─── Provided records

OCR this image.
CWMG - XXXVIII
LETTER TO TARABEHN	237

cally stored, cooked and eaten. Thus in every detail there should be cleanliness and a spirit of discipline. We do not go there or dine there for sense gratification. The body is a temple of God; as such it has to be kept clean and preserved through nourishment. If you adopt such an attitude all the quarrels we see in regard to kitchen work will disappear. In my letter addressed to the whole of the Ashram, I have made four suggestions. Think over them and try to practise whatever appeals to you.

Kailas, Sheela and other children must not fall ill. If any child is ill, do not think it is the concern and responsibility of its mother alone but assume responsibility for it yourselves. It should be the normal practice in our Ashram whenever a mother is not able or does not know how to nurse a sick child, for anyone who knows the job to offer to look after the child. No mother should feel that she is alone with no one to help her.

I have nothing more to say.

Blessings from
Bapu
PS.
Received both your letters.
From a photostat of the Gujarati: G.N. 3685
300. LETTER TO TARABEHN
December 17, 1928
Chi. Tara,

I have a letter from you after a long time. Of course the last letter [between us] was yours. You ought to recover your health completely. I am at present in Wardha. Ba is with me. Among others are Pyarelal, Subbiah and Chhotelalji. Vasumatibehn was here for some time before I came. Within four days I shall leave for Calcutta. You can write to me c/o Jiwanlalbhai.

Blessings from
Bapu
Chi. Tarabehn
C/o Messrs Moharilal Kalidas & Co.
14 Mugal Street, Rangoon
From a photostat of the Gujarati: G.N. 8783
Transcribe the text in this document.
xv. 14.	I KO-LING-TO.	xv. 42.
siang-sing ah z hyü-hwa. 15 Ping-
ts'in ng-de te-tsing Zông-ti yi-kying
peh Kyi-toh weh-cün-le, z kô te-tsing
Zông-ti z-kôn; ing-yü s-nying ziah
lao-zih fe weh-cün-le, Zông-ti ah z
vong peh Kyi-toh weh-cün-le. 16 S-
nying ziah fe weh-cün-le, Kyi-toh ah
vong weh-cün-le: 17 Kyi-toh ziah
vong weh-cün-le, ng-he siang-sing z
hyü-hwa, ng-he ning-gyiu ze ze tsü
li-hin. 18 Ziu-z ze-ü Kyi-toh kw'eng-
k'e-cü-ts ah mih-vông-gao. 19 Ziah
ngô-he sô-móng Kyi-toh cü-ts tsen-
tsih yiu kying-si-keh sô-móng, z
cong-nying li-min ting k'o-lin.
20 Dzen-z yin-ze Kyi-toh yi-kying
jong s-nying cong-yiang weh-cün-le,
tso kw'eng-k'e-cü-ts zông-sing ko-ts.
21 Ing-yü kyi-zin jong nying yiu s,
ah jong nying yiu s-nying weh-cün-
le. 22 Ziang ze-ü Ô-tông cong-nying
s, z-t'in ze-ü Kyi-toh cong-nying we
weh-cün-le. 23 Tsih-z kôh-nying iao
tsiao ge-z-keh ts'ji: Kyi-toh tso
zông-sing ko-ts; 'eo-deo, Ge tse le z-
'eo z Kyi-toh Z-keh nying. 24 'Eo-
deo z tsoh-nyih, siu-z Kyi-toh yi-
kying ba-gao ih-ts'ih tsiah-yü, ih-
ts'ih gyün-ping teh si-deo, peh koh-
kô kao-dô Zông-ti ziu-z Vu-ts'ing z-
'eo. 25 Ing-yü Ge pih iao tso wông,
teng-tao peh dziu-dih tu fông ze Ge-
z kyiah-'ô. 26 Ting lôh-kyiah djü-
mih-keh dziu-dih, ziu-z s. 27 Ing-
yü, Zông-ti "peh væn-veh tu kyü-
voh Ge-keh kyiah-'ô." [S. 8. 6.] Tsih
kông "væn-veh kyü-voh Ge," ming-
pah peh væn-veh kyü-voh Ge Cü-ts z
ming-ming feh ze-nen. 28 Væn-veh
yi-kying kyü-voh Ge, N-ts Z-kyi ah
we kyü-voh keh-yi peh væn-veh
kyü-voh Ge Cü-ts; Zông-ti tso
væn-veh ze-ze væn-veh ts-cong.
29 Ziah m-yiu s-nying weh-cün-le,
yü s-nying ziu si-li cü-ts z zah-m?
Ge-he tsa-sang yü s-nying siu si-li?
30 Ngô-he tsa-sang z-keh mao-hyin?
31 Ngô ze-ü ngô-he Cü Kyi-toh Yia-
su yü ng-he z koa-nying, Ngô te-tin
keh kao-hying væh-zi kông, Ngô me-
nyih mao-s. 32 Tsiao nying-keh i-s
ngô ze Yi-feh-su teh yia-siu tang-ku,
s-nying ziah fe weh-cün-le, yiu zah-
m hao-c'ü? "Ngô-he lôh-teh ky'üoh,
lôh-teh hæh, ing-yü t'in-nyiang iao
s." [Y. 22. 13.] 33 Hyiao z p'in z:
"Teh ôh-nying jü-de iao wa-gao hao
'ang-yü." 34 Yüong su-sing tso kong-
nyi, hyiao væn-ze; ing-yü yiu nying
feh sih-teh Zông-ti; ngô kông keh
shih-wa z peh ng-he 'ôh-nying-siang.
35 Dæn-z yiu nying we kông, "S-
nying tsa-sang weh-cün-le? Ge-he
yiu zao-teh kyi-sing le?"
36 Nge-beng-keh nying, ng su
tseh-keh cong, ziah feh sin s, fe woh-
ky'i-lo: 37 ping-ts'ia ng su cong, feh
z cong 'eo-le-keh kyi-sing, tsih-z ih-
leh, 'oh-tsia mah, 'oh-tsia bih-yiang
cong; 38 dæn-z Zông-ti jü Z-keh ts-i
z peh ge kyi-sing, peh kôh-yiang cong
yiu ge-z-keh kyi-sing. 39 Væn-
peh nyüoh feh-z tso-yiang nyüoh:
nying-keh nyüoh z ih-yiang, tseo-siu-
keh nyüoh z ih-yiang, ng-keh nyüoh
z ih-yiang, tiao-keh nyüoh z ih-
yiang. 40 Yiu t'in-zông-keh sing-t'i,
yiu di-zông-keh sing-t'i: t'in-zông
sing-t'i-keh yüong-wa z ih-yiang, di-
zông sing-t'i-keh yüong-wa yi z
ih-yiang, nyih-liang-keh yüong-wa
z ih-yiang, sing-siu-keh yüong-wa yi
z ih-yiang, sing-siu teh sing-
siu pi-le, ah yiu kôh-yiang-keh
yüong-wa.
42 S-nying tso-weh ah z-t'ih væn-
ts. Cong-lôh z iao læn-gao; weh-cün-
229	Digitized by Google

──────

* [Directive] Look through the entries above and list every line containing "Gujarati".

* [Solution to the problem]
From a photostat of the Gujarati: G.N. 3685
From a photostat of the Gujarati: G.N. 8783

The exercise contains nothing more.